-------- RECORDED INFORMATION

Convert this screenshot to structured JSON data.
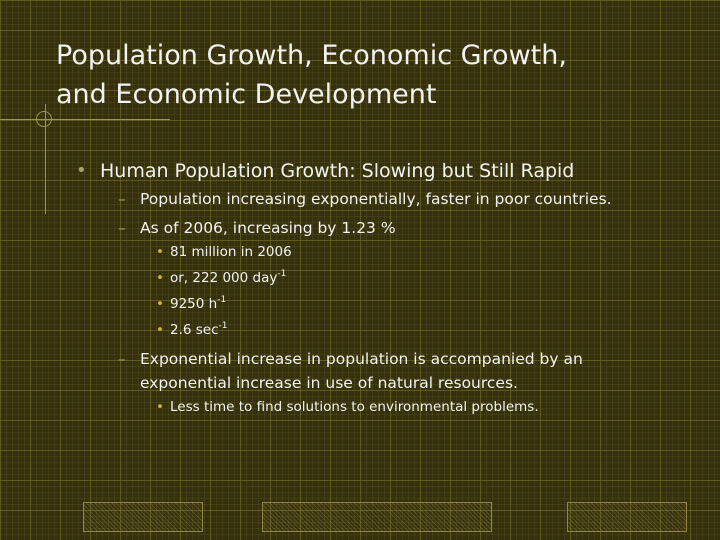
{
  "title": {
    "line1": "Population Growth, Economic Growth,",
    "line2": "and Economic Development"
  },
  "bullet": {
    "heading": "Human Population Growth: Slowing but Still Rapid",
    "sub1": "Population increasing exponentially, faster in poor countries.",
    "sub2": "As of 2006, increasing by 1.23 %",
    "sub2_items": {
      "i1": "81 million in 2006",
      "i2_text": "or, 222 000 day",
      "i2_sup": "-1",
      "i3_text": "9250 h",
      "i3_sup": "-1",
      "i4_text": "2.6 sec",
      "i4_sup": "-1"
    },
    "sub3_line1": "Exponential increase in population is accompanied by an",
    "sub3_line2": "exponential increase in use of natural resources.",
    "sub3_item": "Less time to find solutions to environmental problems."
  }
}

----------------

YOUR GOAL: Repeat each entry exactly as given; no pictures belong in the copy.

OUTPUT:
Convert this screenshot to structured JSON data.
{
  "title": {
    "line1": "Population Growth, Economic Growth,",
    "line2": "and Economic Development"
  },
  "bullet": {
    "heading": "Human Population Growth: Slowing but Still Rapid",
    "sub1": "Population increasing exponentially, faster in poor countries.",
    "sub2": "As of 2006, increasing by 1.23 %",
    "sub2_items": {
      "i1": "81 million in 2006",
      "i2_text": "or, 222 000 day",
      "i2_sup": "-1",
      "i3_text": "9250 h",
      "i3_sup": "-1",
      "i4_text": "2.6 sec",
      "i4_sup": "-1"
    },
    "sub3_line1": "Exponential increase in population is accompanied by an",
    "sub3_line2": "exponential increase in use of natural resources.",
    "sub3_item": "Less time to find solutions to environmental problems."
  }
}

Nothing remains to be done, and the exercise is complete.